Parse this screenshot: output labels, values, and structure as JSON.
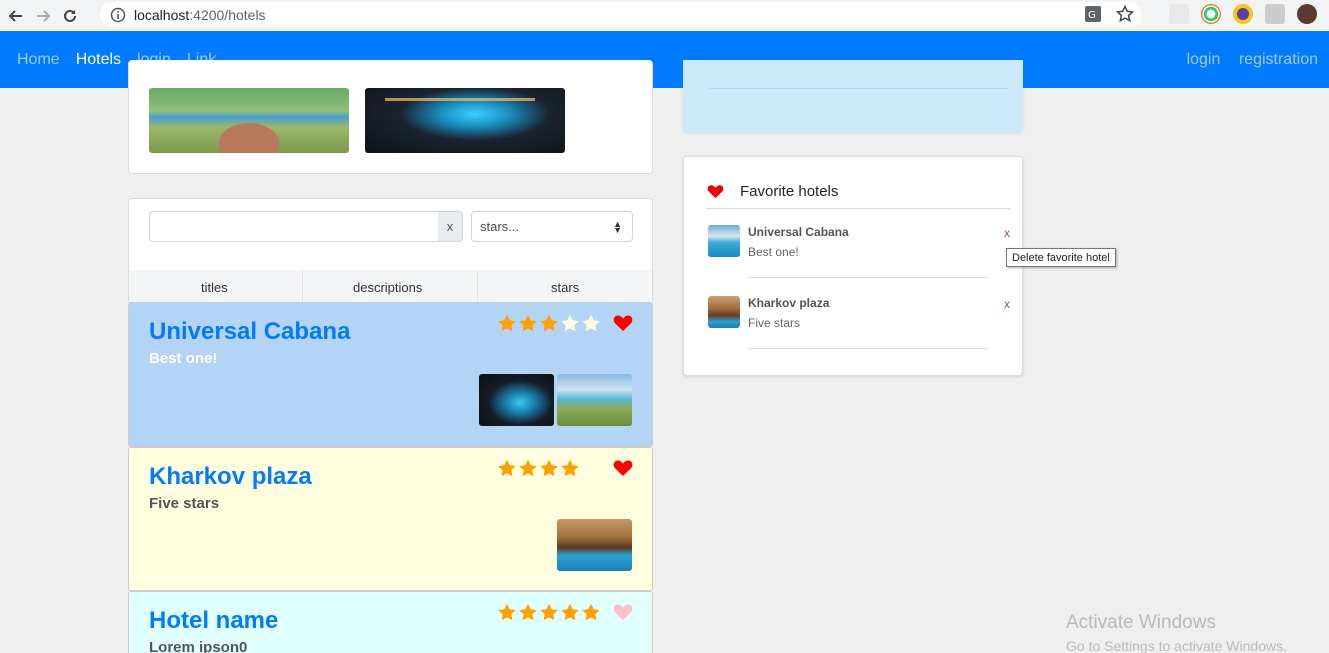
{
  "browser": {
    "url_host": "localhost",
    "url_path": ":4200/hotels"
  },
  "navbar": {
    "items": [
      {
        "label": "Home",
        "active": false
      },
      {
        "label": "Hotels",
        "active": true
      },
      {
        "label": "login",
        "active": false
      },
      {
        "label": "Link",
        "active": false
      }
    ],
    "right": {
      "login": "login",
      "registration": "registration"
    },
    "color": "#007bff"
  },
  "filter": {
    "search_value": "",
    "clear_label": "x",
    "stars_selected": "stars..."
  },
  "sort": {
    "titles": "titles",
    "descriptions": "descriptions",
    "stars": "stars"
  },
  "hotels": [
    {
      "name": "Universal Cabana",
      "description": "Best one!",
      "rating": 3,
      "favorite": true,
      "background": "#b3d4f5",
      "desc_color": "#ffffff"
    },
    {
      "name": "Kharkov plaza",
      "description": "Five stars",
      "rating": 4,
      "favorite": true,
      "background": "#ffffe0",
      "desc_color": "#555555"
    },
    {
      "name": "Hotel name",
      "description": "Lorem ipson0",
      "rating": 5,
      "favorite": false,
      "background": "#e0ffff",
      "desc_color": "#555555"
    }
  ],
  "favorites": {
    "title": "Favorite hotels",
    "items": [
      {
        "name": "Universal Cabana",
        "description": "Best one!",
        "delete": "x"
      },
      {
        "name": "Kharkov plaza",
        "description": "Five stars",
        "delete": "x"
      }
    ],
    "tooltip": "Delete favorite hotel"
  },
  "watermark": {
    "line1": "Activate Windows",
    "line2": "Go to Settings to activate Windows."
  }
}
----------------
- _PROBLEM TO SOLVE_:
Search the entries for the string "background" and collect each line that has it.

- _FINISHED TASK_:
      "background": "#b3d4f5",
      "background": "#ffffe0",
      "background": "#e0ffff",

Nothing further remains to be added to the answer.